● **GIVEN PROBLEM**:
List all the lines in these records that hold "stars".

● **SUPPLIED RECORDS**:
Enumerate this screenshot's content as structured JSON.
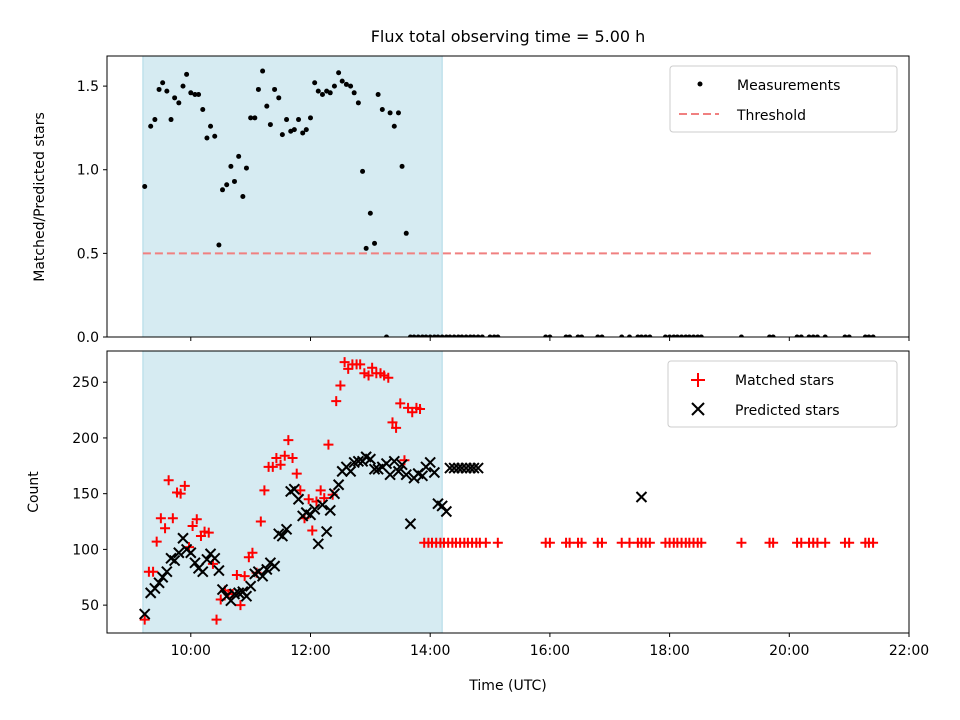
{
  "title": "Flux total observing time = 5.00 h",
  "xlabel": "Time (UTC)",
  "xtick_labels": [
    "10:00",
    "12:00",
    "14:00",
    "16:00",
    "18:00",
    "20:00",
    "22:00"
  ],
  "colors": {
    "measurements": "#000000",
    "threshold": "#f08080",
    "matched": "#ff0000",
    "predicted": "#000000",
    "span": "#add8e6"
  },
  "chart_data": [
    {
      "type": "scatter",
      "ylabel": "Matched/Predicted stars",
      "xlim": [
        8.6,
        22.0
      ],
      "ylim": [
        0,
        1.68
      ],
      "yticks": [
        0.0,
        0.5,
        1.0,
        1.5
      ],
      "ytick_labels": [
        "0.0",
        "0.5",
        "1.0",
        "1.5"
      ],
      "shaded_span": [
        9.2,
        14.2
      ],
      "legend": {
        "position": "top-right",
        "entries": [
          "Measurements",
          "Threshold"
        ]
      },
      "threshold": {
        "name": "Threshold",
        "y": 0.5,
        "x_range": [
          9.2,
          21.4
        ]
      },
      "series": [
        {
          "name": "Measurements",
          "x": [
            9.23,
            9.33,
            9.4,
            9.47,
            9.53,
            9.6,
            9.67,
            9.73,
            9.8,
            9.87,
            9.93,
            10.0,
            10.07,
            10.13,
            10.2,
            10.27,
            10.33,
            10.4,
            10.47,
            10.53,
            10.6,
            10.67,
            10.73,
            10.8,
            10.87,
            10.93,
            11.0,
            11.07,
            11.13,
            11.2,
            11.27,
            11.33,
            11.4,
            11.47,
            11.53,
            11.6,
            11.67,
            11.73,
            11.8,
            11.87,
            11.93,
            12.0,
            12.07,
            12.13,
            12.2,
            12.27,
            12.33,
            12.4,
            12.47,
            12.53,
            12.6,
            12.67,
            12.73,
            12.8,
            12.87,
            12.93,
            13.0,
            13.07,
            13.13,
            13.2,
            13.27,
            13.33,
            13.4,
            13.47,
            13.53,
            13.6,
            13.67,
            13.73,
            13.8,
            13.87,
            13.93,
            14.0,
            14.07,
            14.13,
            14.2,
            14.27,
            14.33,
            14.4,
            14.47,
            14.53,
            14.6,
            14.67,
            14.73,
            14.8,
            14.87,
            15.0,
            15.07,
            15.13,
            15.93,
            16.0,
            16.27,
            16.33,
            16.47,
            16.53,
            16.8,
            16.87,
            17.2,
            17.33,
            17.47,
            17.53,
            17.6,
            17.67,
            17.93,
            18.0,
            18.07,
            18.13,
            18.2,
            18.27,
            18.33,
            18.4,
            18.47,
            18.53,
            19.2,
            19.67,
            19.73,
            20.13,
            20.2,
            20.33,
            20.4,
            20.47,
            20.6,
            20.93,
            21.0,
            21.27,
            21.33,
            21.4
          ],
          "y": [
            0.9,
            1.26,
            1.3,
            1.48,
            1.52,
            1.47,
            1.3,
            1.43,
            1.4,
            1.5,
            1.57,
            1.46,
            1.45,
            1.45,
            1.36,
            1.19,
            1.26,
            1.2,
            0.55,
            0.88,
            0.91,
            1.02,
            0.93,
            1.08,
            0.84,
            1.01,
            1.31,
            1.31,
            1.48,
            1.59,
            1.38,
            1.27,
            1.48,
            1.43,
            1.21,
            1.3,
            1.23,
            1.24,
            1.3,
            1.22,
            1.24,
            1.31,
            1.52,
            1.47,
            1.45,
            1.47,
            1.46,
            1.5,
            1.58,
            1.53,
            1.51,
            1.5,
            1.46,
            1.4,
            0.99,
            0.53,
            0.74,
            0.56,
            1.45,
            1.36,
            0.0,
            1.34,
            1.26,
            1.34,
            1.02,
            0.62,
            0.0,
            0.0,
            0.0,
            0.0,
            0.0,
            0.0,
            0.0,
            0.0,
            0.0,
            0.0,
            0.0,
            0.0,
            0.0,
            0.0,
            0.0,
            0.0,
            0.0,
            0.0,
            0.0,
            0.0,
            0.0,
            0.0,
            0.0,
            0.0,
            0.0,
            0.0,
            0.0,
            0.0,
            0.0,
            0.0,
            0.0,
            0.0,
            0.0,
            0.0,
            0.0,
            0.0,
            0.0,
            0.0,
            0.0,
            0.0,
            0.0,
            0.0,
            0.0,
            0.0,
            0.0,
            0.0,
            0.0,
            0.0,
            0.0,
            0.0,
            0.0,
            0.0,
            0.0,
            0.0,
            0.0,
            0.0,
            0.0,
            0.0,
            0.0,
            0.0
          ]
        }
      ]
    },
    {
      "type": "scatter",
      "ylabel": "Count",
      "xlim": [
        8.6,
        22.0
      ],
      "ylim": [
        25,
        278
      ],
      "yticks": [
        50,
        100,
        150,
        200,
        250
      ],
      "ytick_labels": [
        "50",
        "100",
        "150",
        "200",
        "250"
      ],
      "shaded_span": [
        9.2,
        14.2
      ],
      "legend": {
        "position": "top-right",
        "entries": [
          "Matched stars",
          "Predicted stars"
        ]
      },
      "series": [
        {
          "name": "Matched stars",
          "x": [
            9.23,
            9.3,
            9.37,
            9.43,
            9.5,
            9.57,
            9.63,
            9.7,
            9.77,
            9.83,
            9.9,
            9.97,
            10.03,
            10.1,
            10.17,
            10.23,
            10.3,
            10.37,
            10.43,
            10.5,
            10.57,
            10.63,
            10.7,
            10.77,
            10.83,
            10.9,
            10.97,
            11.03,
            11.1,
            11.17,
            11.23,
            11.3,
            11.37,
            11.43,
            11.5,
            11.57,
            11.63,
            11.7,
            11.77,
            11.83,
            11.9,
            11.97,
            12.03,
            12.1,
            12.17,
            12.23,
            12.3,
            12.37,
            12.43,
            12.5,
            12.57,
            12.63,
            12.7,
            12.77,
            12.83,
            12.9,
            12.97,
            13.03,
            13.1,
            13.17,
            13.23,
            13.3,
            13.37,
            13.43,
            13.5,
            13.57,
            13.63,
            13.7,
            13.77,
            13.83,
            13.9,
            13.97,
            14.03,
            14.1,
            14.17,
            14.23,
            14.3,
            14.37,
            14.43,
            14.5,
            14.57,
            14.63,
            14.7,
            14.77,
            14.83,
            14.93,
            15.13,
            15.93,
            16.0,
            16.27,
            16.33,
            16.47,
            16.53,
            16.8,
            16.87,
            17.2,
            17.33,
            17.47,
            17.53,
            17.6,
            17.67,
            17.93,
            18.0,
            18.07,
            18.13,
            18.2,
            18.27,
            18.33,
            18.4,
            18.47,
            18.53,
            19.2,
            19.67,
            19.73,
            20.13,
            20.2,
            20.33,
            20.4,
            20.47,
            20.6,
            20.93,
            21.0,
            21.27,
            21.33,
            21.4
          ],
          "y": [
            37,
            80,
            80,
            107,
            128,
            119,
            162,
            128,
            151,
            150,
            157,
            102,
            121,
            127,
            112,
            116,
            115,
            87,
            37,
            55,
            63,
            60,
            60,
            77,
            50,
            76,
            93,
            97,
            79,
            125,
            153,
            174,
            174,
            182,
            176,
            184,
            198,
            182,
            168,
            153,
            128,
            145,
            117,
            143,
            153,
            146,
            194,
            149,
            233,
            247,
            268,
            262,
            266,
            266,
            266,
            258,
            256,
            263,
            258,
            258,
            256,
            254,
            214,
            209,
            231,
            180,
            227,
            223,
            227,
            226,
            106,
            106,
            106,
            106,
            106,
            106,
            106,
            106,
            106,
            106,
            106,
            106,
            106,
            106,
            106,
            106,
            106,
            106,
            106,
            106,
            106,
            106,
            106,
            106,
            106,
            106,
            106,
            106,
            106,
            106,
            106,
            106,
            106,
            106,
            106,
            106,
            106,
            106,
            106,
            106,
            106,
            106,
            106,
            106,
            106,
            106,
            106,
            106,
            106,
            106,
            106,
            106,
            106,
            106,
            106
          ]
        },
        {
          "name": "Predicted stars",
          "x": [
            9.23,
            9.33,
            9.4,
            9.47,
            9.53,
            9.6,
            9.67,
            9.73,
            9.8,
            9.87,
            9.93,
            10.0,
            10.07,
            10.13,
            10.2,
            10.27,
            10.33,
            10.4,
            10.47,
            10.53,
            10.6,
            10.67,
            10.73,
            10.8,
            10.87,
            10.93,
            11.0,
            11.07,
            11.13,
            11.2,
            11.27,
            11.33,
            11.4,
            11.47,
            11.53,
            11.6,
            11.67,
            11.73,
            11.8,
            11.87,
            11.93,
            12.0,
            12.07,
            12.13,
            12.2,
            12.27,
            12.33,
            12.4,
            12.47,
            12.53,
            12.6,
            12.67,
            12.73,
            12.8,
            12.87,
            12.93,
            13.0,
            13.07,
            13.13,
            13.2,
            13.27,
            13.33,
            13.4,
            13.47,
            13.53,
            13.6,
            13.67,
            13.73,
            13.8,
            13.87,
            13.93,
            14.0,
            14.07,
            14.13,
            14.2,
            14.27,
            14.33,
            14.4,
            14.47,
            14.53,
            14.6,
            14.67,
            14.73,
            14.8,
            17.53
          ],
          "y": [
            42,
            61,
            65,
            70,
            75,
            80,
            92,
            90,
            97,
            110,
            100,
            97,
            88,
            83,
            80,
            91,
            96,
            92,
            81,
            64,
            58,
            54,
            60,
            61,
            62,
            58,
            67,
            78,
            80,
            76,
            82,
            88,
            85,
            114,
            112,
            118,
            152,
            154,
            145,
            130,
            133,
            131,
            136,
            105,
            140,
            116,
            135,
            150,
            158,
            170,
            174,
            170,
            178,
            179,
            179,
            183,
            181,
            172,
            172,
            174,
            177,
            167,
            179,
            170,
            176,
            167,
            123,
            164,
            168,
            166,
            174,
            178,
            169,
            141,
            139,
            134,
            173,
            173,
            173,
            173,
            173,
            173,
            173,
            173,
            147
          ]
        }
      ]
    }
  ]
}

● **RESPONSE BELOW**:
      "ylabel": "Matched/Predicted stars",
          "Matched stars",
          "Predicted stars"
          "name": "Matched stars",
          "name": "Predicted stars",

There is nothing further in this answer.